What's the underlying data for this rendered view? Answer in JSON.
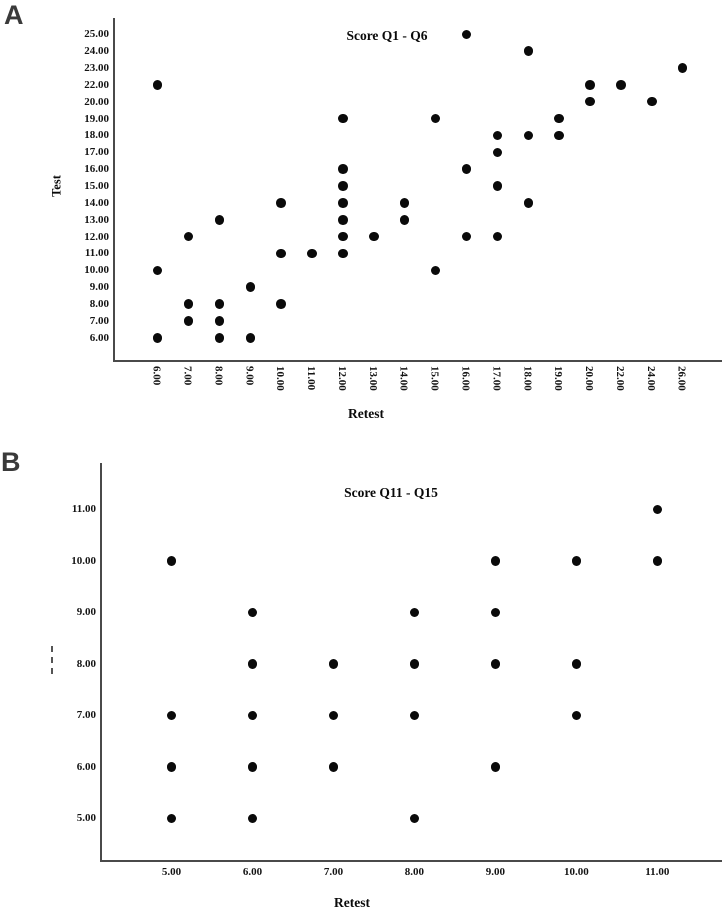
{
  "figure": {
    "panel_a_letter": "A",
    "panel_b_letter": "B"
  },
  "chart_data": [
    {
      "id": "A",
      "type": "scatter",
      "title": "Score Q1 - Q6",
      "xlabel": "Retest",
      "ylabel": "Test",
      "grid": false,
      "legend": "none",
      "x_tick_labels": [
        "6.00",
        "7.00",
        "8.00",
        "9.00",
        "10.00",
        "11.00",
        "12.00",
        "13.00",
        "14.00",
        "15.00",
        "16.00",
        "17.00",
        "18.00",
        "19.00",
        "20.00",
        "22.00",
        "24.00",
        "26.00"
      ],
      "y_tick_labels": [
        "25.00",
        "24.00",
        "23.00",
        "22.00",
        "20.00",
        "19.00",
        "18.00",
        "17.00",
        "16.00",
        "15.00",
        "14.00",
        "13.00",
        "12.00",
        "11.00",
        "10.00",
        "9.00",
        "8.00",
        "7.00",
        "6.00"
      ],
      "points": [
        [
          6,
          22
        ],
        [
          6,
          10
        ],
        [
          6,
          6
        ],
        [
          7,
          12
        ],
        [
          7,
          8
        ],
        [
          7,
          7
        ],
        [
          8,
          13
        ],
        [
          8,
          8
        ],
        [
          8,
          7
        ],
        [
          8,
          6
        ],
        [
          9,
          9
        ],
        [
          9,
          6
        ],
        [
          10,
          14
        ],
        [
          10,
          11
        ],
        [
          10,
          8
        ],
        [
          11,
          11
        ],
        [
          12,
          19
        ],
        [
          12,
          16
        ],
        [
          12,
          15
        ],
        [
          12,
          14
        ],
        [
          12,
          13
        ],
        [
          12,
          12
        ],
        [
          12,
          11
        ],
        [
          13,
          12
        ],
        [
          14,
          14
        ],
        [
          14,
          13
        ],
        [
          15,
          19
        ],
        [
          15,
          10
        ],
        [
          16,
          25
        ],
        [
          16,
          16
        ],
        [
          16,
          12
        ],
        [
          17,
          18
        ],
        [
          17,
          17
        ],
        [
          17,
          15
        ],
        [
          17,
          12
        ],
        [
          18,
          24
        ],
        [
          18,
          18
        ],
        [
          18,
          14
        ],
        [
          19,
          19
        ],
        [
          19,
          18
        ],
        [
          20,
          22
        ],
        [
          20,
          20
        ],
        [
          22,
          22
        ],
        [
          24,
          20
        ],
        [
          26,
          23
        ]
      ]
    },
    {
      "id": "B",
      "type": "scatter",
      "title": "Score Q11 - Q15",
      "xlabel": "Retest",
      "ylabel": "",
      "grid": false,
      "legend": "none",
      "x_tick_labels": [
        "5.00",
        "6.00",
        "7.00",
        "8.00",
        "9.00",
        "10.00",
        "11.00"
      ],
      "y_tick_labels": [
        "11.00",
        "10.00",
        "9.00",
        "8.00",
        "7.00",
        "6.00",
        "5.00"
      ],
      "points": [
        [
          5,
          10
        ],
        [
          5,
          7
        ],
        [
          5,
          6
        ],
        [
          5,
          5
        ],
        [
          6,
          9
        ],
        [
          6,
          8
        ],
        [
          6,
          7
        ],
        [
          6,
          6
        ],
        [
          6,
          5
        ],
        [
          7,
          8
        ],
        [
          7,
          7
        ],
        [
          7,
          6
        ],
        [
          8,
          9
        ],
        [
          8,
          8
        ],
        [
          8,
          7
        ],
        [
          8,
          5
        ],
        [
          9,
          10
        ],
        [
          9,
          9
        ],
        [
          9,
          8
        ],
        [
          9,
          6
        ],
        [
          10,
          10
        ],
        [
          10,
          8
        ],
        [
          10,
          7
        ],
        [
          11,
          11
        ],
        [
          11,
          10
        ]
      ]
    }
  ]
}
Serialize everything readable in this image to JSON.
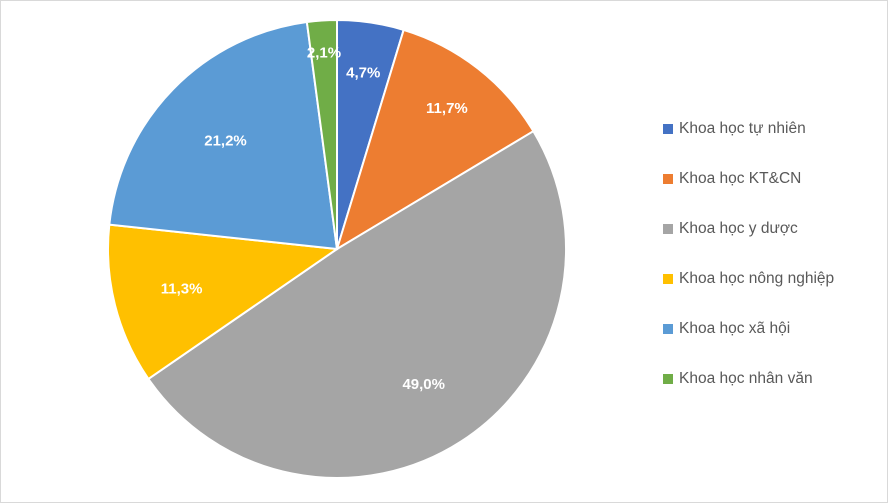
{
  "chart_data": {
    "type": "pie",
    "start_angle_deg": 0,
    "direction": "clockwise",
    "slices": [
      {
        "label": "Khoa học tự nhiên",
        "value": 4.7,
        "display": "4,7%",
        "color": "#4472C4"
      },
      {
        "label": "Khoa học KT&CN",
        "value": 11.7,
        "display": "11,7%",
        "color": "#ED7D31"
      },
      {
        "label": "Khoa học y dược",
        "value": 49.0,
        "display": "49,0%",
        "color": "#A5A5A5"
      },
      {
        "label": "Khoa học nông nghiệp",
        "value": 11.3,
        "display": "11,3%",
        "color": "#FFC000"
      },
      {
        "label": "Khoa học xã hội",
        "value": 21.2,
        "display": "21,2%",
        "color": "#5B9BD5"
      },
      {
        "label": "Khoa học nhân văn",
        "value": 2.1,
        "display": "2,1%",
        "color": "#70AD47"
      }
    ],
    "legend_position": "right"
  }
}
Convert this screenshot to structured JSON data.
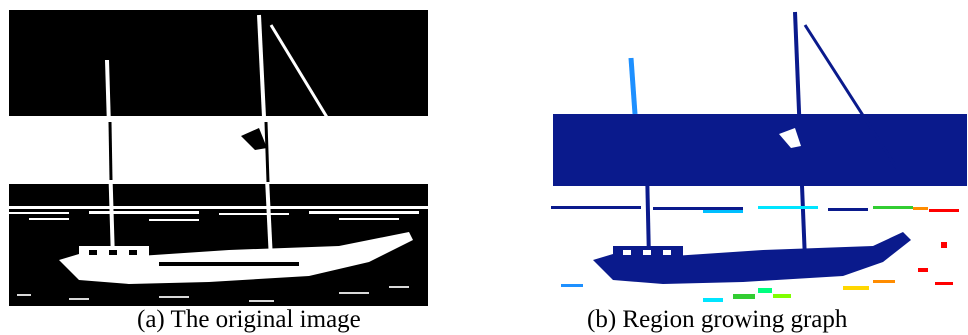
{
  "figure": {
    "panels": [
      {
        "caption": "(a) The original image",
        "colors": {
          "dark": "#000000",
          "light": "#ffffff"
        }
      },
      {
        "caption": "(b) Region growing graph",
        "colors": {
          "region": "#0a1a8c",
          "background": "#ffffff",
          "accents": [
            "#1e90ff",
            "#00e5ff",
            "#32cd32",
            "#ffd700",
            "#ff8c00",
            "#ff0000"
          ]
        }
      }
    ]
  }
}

==

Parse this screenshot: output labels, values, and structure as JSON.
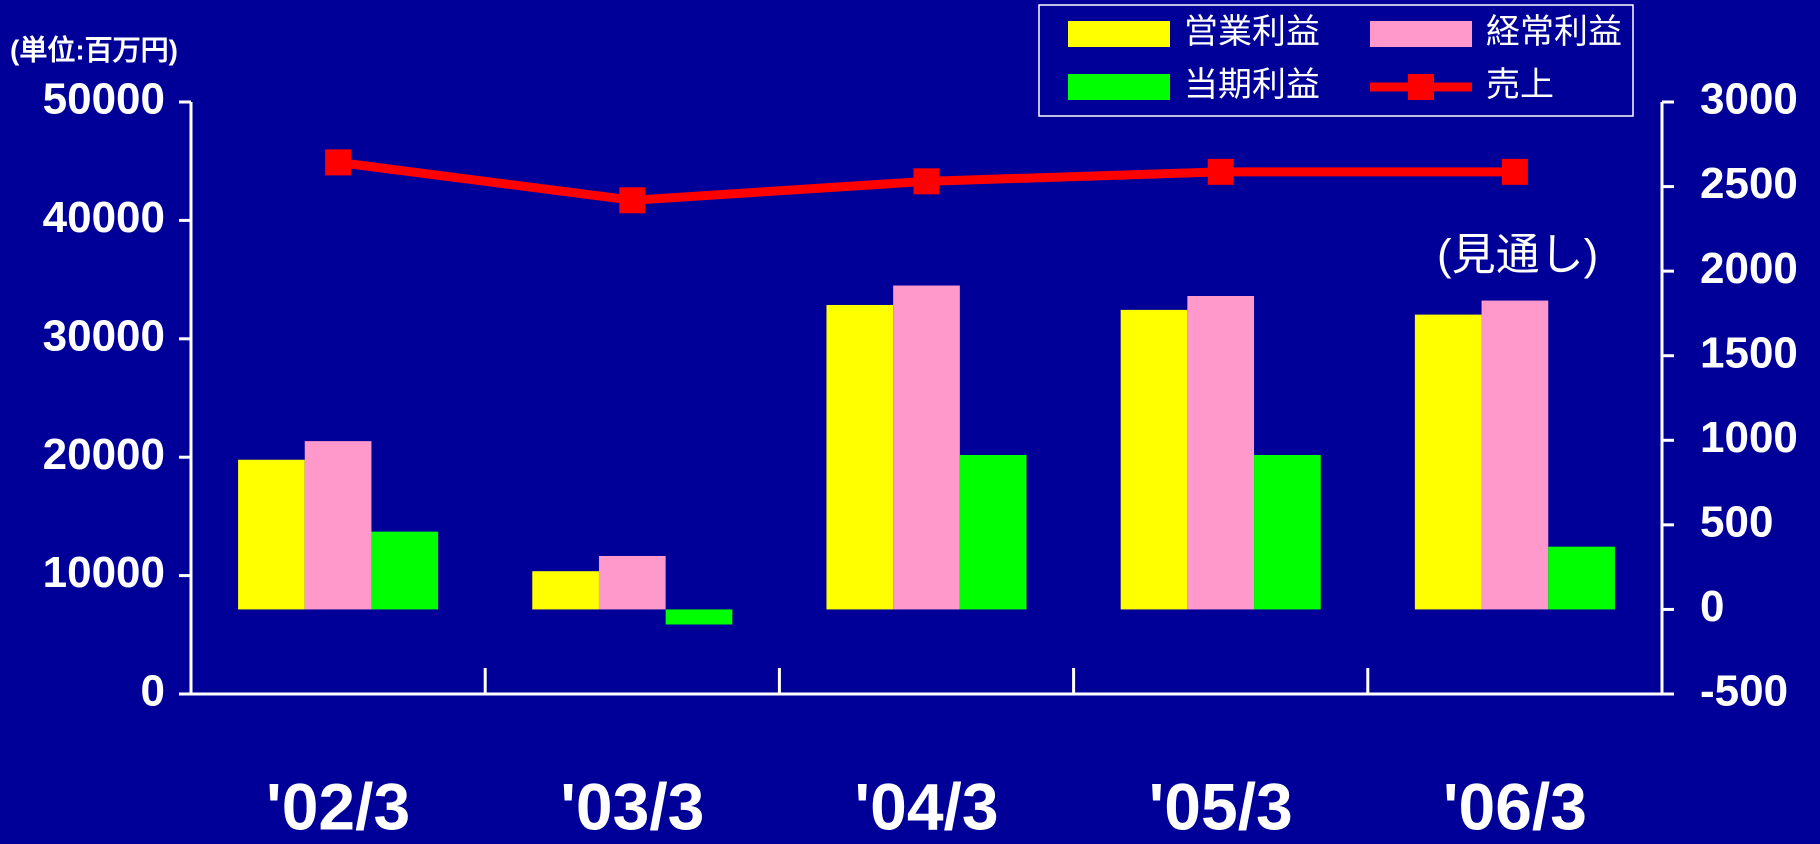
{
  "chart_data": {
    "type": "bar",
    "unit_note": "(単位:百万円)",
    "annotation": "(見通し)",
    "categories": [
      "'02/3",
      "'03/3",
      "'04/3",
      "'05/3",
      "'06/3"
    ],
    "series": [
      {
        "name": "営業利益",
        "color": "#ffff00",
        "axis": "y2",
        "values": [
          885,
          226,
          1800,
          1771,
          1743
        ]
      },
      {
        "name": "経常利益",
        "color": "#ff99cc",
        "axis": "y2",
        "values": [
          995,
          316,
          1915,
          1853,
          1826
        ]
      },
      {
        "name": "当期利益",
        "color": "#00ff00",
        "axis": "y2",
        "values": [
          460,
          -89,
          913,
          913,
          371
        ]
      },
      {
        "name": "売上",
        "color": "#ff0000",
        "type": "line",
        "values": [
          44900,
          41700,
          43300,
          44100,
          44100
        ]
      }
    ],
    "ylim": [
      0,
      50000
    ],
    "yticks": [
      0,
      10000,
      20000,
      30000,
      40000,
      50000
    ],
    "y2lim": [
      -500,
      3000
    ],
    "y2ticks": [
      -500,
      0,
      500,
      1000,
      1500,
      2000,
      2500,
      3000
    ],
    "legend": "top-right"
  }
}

---

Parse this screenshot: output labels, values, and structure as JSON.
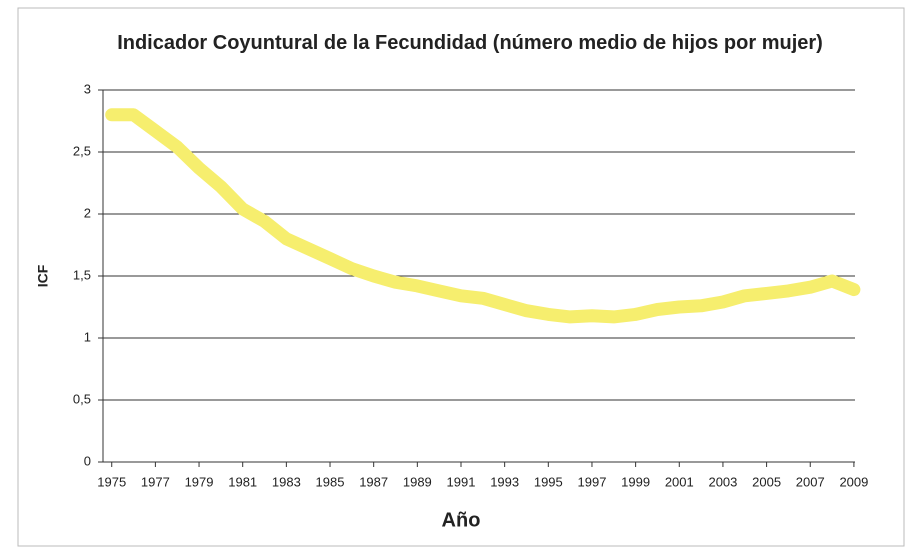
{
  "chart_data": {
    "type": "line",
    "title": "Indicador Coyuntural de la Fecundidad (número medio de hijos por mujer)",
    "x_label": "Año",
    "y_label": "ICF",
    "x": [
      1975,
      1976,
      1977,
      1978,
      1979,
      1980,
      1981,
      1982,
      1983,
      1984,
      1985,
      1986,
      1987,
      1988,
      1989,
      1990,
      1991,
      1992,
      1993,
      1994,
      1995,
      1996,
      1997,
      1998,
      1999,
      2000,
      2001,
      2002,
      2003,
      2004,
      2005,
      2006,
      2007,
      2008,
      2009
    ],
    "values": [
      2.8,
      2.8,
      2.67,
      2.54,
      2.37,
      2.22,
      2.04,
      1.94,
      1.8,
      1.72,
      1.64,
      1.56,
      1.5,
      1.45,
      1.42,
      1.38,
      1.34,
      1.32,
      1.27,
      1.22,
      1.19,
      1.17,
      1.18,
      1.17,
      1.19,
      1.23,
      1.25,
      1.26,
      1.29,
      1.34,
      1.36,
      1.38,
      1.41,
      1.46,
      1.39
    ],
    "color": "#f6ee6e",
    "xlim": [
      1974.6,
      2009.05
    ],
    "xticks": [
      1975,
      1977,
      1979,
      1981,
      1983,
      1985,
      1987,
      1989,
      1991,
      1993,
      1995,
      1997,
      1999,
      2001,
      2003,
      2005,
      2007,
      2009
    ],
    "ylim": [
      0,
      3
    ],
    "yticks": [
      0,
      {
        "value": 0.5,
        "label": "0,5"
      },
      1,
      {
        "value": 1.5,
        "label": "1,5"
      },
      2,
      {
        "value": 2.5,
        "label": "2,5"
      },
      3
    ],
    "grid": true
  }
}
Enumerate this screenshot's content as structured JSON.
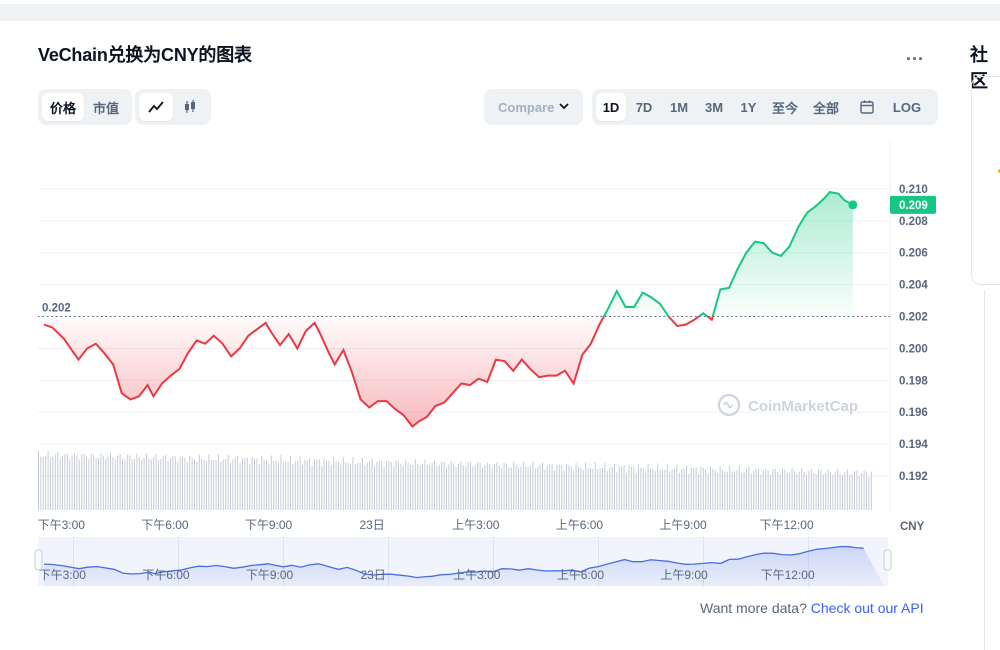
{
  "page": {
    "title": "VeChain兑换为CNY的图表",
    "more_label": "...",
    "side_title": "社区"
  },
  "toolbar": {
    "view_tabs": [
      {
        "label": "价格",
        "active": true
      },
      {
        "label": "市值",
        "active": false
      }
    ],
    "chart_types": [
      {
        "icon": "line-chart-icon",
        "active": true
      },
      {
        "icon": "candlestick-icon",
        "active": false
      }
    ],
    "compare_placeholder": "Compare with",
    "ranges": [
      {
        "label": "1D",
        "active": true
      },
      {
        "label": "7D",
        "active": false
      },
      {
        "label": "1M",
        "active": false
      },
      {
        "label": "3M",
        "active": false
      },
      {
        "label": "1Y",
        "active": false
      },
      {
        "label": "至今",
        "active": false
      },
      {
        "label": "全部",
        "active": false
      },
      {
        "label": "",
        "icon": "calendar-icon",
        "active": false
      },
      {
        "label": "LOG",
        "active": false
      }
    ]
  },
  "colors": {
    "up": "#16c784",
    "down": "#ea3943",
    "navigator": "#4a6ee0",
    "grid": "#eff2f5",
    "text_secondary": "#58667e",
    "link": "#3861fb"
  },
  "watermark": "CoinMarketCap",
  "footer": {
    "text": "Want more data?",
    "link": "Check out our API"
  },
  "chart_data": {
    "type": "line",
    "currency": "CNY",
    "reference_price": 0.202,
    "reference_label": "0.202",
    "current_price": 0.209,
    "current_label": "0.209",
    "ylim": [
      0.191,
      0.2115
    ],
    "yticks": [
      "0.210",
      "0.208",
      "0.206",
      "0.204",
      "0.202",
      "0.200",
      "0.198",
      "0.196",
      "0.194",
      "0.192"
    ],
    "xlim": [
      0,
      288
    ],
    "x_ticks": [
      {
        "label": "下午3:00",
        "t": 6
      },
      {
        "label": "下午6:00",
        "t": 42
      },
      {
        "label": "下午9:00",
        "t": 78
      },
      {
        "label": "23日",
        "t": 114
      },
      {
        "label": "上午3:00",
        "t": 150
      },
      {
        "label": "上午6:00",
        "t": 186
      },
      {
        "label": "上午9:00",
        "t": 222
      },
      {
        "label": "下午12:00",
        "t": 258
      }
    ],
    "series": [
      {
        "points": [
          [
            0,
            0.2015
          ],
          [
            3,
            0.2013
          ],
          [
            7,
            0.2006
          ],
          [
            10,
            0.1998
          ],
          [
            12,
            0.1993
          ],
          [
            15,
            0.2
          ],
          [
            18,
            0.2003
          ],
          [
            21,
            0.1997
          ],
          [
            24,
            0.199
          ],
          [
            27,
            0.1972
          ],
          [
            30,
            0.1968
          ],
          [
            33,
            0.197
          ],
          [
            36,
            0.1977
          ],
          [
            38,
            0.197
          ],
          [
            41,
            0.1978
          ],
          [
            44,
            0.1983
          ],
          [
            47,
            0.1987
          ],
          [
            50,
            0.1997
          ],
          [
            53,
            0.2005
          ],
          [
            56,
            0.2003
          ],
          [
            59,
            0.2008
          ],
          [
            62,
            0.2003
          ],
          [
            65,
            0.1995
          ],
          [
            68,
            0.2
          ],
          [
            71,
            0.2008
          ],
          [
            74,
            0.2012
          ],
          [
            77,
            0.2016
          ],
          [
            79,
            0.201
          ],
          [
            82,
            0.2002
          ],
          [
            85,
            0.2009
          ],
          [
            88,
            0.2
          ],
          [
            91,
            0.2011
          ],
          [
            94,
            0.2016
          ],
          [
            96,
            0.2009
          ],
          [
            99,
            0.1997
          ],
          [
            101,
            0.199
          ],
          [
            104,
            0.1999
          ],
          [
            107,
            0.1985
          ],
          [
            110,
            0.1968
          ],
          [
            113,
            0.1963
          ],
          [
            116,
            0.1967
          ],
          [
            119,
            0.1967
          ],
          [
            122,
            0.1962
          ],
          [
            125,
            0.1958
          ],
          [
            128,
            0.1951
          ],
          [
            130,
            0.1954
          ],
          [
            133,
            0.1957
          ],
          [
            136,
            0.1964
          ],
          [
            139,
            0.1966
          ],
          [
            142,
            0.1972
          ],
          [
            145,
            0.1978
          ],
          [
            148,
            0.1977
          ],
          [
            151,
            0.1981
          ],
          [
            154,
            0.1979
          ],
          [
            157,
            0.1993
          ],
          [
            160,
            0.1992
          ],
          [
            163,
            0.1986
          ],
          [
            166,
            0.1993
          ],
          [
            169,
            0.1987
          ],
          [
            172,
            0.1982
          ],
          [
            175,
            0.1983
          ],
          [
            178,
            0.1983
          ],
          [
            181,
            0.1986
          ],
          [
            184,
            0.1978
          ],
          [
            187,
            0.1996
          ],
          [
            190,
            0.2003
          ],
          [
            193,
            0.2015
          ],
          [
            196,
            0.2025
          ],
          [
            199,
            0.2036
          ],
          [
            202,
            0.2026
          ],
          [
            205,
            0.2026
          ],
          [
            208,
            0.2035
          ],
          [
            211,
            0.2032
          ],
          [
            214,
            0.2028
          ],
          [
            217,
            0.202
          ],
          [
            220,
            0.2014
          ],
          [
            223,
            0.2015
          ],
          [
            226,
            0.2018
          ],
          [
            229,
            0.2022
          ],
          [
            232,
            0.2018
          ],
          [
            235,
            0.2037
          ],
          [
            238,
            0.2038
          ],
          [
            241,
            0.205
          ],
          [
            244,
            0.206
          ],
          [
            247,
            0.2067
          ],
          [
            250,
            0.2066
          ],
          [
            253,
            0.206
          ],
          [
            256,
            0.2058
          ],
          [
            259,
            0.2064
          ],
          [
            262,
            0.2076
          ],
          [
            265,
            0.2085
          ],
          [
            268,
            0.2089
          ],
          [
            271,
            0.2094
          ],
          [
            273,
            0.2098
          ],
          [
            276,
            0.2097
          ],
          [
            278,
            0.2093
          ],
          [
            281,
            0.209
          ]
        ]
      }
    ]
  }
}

GIVEN TASK
Search the entries for the word "this" and gather every line where it appears.

COMPLETE RESPONSE
What's the underlying data for this rendered view? Answer in JSON.
Serialize everything readable in this image to JSON.
Convert this screenshot to structured JSON data.
Parse this screenshot: output labels, values, and structure as JSON.
Parse this screenshot: output labels, values, and structure as JSON.
Enumerate this screenshot's content as structured JSON.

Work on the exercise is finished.